→ Отрывок:
____

Сэмюэл Хантингтон родился 18 апреля 1927 г. в Нью-Йорке, в 1951 г. защитил диссертацию в Гарвардском университете и до настоящего времени занимает пост профессора в этом престижном и влиятельном учебном заведении, остававшемся на протяжении всего прошлого века центром подготовки политической элиты страны. Специализируясь в области международных отношений и национальной безопасности, Хантингтон стал автором многочисленных научных трудов, среди которых, кроме «Политического порядка в меняющихся обществах», наибольшую известность приобрели монографии «Армия и государство: теория и практика отношений между гражданскими и военными» (1957) и «Третья волна: демократические процессы в конце XX века» (1991)2. Последнее крупное сочинение, книга «Столкновение цивилизаций и изменение мирового порядка»3 (1996), переведенная на 22 языка, включая русский, принесла ученому мировую славу.
Хантингтон – видный организатор американской науки. Он был президентом и вице-президентом Американской ассоциации политической науки, основал специальный теоретический журнал по вопросам внешней политики «Foreign policy» (1970), возглавляет Институт стратегических исследований Джона Олина при Гарвардском университете (с 1989 г.). Хантингтон был и является научным консультантом различных правительственных агентств США, включая Совет национальной безопасности при президенте.
Хантингтон – ученый, в творчестве которого наука тесно переплетается с политикой, политология с политической технологией, теоретические вопросы международных отношений с практическими задачами политики США, что придает его трудам свою специфику и особую познавательную ценность. «Политический порядок в меняющихся обществах» представляет именно такую книгу. Это основательный пересмотр и новое обоснование политики США в развивающемся мире, и одновременно – это обстоятельная характеристика политических процессов, происходящих в нем, основанная на весомом багаже сравнительно-исторических исследований.
«Политический порядок в меняющихся обществах» подводит итог важному этапу новейшей истории, который начался по окончании Второй мировой войны и содержанием которого явился распад колониальной системы с последовавшим за ним появлением на мировой арене так называемого третьего мира в образе многочисленных стран Азии, Африки, Латинской Америки, представляющих огромное большинство человечества. По мере складывания массива новых и вновь обретших национальную независимость стран остро обозначился разрыв между их претензиями на достойное место в современном индустриально-цивилизованном мире и традиционным строем и качеством жизни их по преимуществу сельского населения (отсюда другое название третьего мира – «крестьянские континенты»). Эти претензии нашли отражение в особой идейно-теоретической парадигме «модернизации», т. е. «осовременивания» стран третьего мира. Западные эксперты прогнозировали в ее рамках поступательное преобразование развивающихся стран в общества западного типа. Поэтому «модернизация» отождествлялась нередко еще с «вестернизацией» (от английского «western» – «западный»).

____

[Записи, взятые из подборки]

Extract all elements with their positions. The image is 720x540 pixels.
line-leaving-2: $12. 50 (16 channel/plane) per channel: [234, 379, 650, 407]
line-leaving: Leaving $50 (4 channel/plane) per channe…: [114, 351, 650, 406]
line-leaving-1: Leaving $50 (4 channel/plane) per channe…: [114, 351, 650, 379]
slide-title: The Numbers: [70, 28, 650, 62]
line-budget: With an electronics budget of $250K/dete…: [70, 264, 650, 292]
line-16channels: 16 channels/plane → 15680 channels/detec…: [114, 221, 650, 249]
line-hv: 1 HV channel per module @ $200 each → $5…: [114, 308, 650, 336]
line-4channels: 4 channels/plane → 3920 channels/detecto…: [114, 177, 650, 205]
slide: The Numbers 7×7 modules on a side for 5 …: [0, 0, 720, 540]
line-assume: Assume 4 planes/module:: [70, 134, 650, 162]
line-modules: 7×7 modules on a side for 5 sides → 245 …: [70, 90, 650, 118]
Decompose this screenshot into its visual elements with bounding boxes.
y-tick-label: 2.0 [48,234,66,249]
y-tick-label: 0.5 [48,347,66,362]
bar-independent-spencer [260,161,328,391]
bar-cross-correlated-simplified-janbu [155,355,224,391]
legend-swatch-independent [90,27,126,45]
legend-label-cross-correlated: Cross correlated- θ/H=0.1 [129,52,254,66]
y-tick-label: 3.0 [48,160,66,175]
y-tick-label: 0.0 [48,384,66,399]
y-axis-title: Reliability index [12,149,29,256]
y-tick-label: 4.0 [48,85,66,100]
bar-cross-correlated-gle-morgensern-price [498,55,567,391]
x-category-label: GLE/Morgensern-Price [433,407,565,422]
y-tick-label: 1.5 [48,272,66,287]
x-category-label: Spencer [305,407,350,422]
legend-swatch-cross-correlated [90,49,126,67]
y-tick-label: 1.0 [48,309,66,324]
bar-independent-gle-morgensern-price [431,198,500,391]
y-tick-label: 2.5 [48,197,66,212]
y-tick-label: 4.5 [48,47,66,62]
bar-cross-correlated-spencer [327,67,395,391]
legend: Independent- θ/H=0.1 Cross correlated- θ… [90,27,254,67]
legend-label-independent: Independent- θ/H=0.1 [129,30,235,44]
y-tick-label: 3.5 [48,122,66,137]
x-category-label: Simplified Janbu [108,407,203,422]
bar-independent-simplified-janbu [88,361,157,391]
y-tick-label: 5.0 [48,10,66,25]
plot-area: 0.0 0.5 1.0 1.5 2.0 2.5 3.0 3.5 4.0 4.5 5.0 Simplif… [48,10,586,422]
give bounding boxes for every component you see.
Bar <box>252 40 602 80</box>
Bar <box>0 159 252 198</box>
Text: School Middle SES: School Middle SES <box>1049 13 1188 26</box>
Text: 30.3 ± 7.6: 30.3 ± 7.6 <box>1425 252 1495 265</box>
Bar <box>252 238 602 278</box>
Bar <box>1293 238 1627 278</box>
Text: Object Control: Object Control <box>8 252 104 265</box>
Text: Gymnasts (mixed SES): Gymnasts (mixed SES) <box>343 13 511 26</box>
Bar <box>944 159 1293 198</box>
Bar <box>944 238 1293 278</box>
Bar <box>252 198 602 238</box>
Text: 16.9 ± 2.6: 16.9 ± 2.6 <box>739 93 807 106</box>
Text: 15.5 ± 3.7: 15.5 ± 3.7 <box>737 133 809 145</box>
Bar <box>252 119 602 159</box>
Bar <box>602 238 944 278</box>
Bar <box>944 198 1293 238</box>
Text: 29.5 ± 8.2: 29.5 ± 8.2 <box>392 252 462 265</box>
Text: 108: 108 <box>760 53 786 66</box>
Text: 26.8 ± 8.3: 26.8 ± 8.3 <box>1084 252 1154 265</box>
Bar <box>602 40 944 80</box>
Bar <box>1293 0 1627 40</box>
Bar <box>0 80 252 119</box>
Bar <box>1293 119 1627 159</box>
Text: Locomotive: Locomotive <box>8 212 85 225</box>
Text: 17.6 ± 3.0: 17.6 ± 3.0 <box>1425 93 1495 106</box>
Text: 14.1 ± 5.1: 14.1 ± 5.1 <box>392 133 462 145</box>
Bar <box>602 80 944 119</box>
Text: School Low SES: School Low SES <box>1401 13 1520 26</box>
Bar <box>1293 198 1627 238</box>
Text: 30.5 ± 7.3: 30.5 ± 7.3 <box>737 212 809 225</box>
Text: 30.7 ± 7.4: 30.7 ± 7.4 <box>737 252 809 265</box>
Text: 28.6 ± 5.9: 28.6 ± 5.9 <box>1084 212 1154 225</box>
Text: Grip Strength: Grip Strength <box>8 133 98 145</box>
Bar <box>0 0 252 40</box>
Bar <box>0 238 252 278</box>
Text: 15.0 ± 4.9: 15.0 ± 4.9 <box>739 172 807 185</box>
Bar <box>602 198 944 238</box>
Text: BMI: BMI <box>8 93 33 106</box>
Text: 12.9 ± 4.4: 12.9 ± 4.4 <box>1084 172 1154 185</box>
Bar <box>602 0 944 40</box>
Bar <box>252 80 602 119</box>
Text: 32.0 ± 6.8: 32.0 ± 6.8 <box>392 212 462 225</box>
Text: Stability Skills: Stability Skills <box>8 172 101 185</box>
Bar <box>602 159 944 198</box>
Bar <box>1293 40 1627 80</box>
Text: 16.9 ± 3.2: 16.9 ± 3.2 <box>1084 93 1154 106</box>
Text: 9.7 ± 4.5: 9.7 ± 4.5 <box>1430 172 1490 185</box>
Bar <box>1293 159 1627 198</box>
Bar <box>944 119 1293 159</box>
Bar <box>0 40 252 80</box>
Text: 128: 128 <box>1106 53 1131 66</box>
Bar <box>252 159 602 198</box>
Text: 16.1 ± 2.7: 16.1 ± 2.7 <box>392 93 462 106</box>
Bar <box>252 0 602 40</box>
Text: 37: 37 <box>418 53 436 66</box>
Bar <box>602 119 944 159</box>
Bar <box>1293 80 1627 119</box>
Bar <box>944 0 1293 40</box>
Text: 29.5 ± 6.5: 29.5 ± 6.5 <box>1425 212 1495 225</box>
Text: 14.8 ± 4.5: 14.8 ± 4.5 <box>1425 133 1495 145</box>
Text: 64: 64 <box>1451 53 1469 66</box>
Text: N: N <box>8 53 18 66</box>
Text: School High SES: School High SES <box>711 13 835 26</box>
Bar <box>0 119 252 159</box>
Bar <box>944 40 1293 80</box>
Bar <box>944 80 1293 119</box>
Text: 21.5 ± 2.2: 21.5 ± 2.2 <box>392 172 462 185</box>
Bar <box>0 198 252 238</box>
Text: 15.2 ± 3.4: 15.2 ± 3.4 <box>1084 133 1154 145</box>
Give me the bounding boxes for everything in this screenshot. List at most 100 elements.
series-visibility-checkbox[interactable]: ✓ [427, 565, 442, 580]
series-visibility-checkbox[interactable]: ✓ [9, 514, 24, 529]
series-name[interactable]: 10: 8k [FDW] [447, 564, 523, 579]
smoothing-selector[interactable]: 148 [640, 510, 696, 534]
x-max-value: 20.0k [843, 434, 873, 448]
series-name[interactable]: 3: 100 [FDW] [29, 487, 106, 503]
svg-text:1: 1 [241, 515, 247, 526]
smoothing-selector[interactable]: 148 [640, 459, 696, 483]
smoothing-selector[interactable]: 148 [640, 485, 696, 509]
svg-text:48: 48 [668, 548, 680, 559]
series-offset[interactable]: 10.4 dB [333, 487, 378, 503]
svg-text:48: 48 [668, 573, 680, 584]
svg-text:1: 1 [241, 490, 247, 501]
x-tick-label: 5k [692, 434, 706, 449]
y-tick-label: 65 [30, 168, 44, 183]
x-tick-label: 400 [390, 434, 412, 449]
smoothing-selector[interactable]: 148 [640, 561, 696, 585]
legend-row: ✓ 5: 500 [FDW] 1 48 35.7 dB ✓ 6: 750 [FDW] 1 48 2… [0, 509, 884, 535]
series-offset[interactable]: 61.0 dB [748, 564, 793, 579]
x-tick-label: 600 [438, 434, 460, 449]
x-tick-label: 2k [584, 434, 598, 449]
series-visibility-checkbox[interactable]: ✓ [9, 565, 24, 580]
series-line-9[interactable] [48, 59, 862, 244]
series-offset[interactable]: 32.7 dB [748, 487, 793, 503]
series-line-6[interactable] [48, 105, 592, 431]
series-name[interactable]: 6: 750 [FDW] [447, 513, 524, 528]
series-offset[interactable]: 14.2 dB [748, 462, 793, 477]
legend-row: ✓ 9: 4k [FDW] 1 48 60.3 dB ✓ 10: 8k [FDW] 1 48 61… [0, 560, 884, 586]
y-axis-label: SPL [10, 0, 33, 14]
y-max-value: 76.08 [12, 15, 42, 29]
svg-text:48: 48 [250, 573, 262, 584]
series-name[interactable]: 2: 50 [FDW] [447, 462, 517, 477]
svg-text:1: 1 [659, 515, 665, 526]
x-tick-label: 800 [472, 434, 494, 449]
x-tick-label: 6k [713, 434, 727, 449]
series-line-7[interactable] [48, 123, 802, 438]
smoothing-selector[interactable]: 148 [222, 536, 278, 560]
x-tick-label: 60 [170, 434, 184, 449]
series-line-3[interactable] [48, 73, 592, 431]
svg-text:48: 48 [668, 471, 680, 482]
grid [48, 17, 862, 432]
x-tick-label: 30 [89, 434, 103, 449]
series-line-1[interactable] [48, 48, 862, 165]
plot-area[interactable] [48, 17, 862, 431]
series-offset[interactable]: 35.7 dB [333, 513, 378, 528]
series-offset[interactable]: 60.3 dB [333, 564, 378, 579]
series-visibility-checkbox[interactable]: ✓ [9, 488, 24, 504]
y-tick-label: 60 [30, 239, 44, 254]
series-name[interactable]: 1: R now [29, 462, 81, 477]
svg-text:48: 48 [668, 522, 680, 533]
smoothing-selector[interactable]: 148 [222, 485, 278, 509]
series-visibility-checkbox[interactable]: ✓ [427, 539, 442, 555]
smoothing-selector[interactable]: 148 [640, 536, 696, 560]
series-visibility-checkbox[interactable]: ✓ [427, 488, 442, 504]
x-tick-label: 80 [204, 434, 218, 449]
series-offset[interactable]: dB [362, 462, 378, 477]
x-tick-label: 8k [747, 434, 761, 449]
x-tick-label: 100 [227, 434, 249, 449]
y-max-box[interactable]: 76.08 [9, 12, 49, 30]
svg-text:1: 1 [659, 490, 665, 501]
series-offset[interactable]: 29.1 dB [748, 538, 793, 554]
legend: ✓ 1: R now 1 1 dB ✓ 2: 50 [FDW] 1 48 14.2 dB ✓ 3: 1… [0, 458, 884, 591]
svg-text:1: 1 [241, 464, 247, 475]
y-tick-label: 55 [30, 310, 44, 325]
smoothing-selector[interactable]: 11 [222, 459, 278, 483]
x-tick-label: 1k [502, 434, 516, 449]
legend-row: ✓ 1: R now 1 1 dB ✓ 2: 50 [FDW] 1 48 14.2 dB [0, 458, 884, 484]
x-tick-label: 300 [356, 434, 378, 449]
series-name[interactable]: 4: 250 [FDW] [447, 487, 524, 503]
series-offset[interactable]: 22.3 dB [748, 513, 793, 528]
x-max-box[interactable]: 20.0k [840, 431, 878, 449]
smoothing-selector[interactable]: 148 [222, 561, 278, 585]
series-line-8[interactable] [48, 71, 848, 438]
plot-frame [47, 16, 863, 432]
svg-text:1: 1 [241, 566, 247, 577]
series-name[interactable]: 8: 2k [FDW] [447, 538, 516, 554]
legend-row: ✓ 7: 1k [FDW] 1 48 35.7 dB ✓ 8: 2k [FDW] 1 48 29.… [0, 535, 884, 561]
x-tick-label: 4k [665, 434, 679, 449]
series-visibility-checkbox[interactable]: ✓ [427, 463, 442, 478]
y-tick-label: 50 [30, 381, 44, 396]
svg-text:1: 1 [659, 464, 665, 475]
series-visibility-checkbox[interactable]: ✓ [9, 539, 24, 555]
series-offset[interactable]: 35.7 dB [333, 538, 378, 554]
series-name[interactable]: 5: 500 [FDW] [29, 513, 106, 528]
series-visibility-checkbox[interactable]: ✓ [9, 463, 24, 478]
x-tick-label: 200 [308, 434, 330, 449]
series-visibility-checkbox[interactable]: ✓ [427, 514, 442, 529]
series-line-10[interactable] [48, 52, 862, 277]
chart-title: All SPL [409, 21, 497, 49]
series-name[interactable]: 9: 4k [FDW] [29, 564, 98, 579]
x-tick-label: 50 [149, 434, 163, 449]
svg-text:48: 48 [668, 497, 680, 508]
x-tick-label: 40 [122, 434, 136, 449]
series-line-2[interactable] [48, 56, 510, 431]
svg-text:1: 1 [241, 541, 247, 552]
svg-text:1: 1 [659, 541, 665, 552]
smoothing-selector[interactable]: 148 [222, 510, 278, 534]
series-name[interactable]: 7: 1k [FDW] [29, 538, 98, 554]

____

→ Задания:
1. Проверьте по отрывку о Сэмюэле Хантингтоне утверждения: (a) Хантингтон родился в Нью-Йорке; (b) журнал «Foreign policy» основан в 1989 г.; (c) книга «Столкновение цивилизаций и изменение мирового порядка» переведена на 22 языка. Для каждого ответьте «да» или «нет» и дословно приведите решающие слова отрывка.
2. Представьте в виде JSON-списка строк записи от самого начала записей до строки с «line-leaving: Leaving $50» включительно, по одному элементу на строку, без пустых строк.
Записи никак не связаны с отрывком.

→ Ответы:
1.
(a) Да: «родился 18 апреля 1927 г. в Нью-Йорке».
(b) Нет: «основал специальный теоретический журнал по вопросам внешней политики «Foreign policy» (1970)».
(c) Да: «переведенная на 22 языка, включая русский».

2.
[
  "Extract all elements with their positions. The image is 720x540 pixels.",
  "line-leaving-2: $12. 50 (16 channel/plane) per channel: [234, 379, 650, 407]",
  "line-leaving: Leaving $50 (4 channel/plane) per channe…: [114, 351, 650, 406]"
]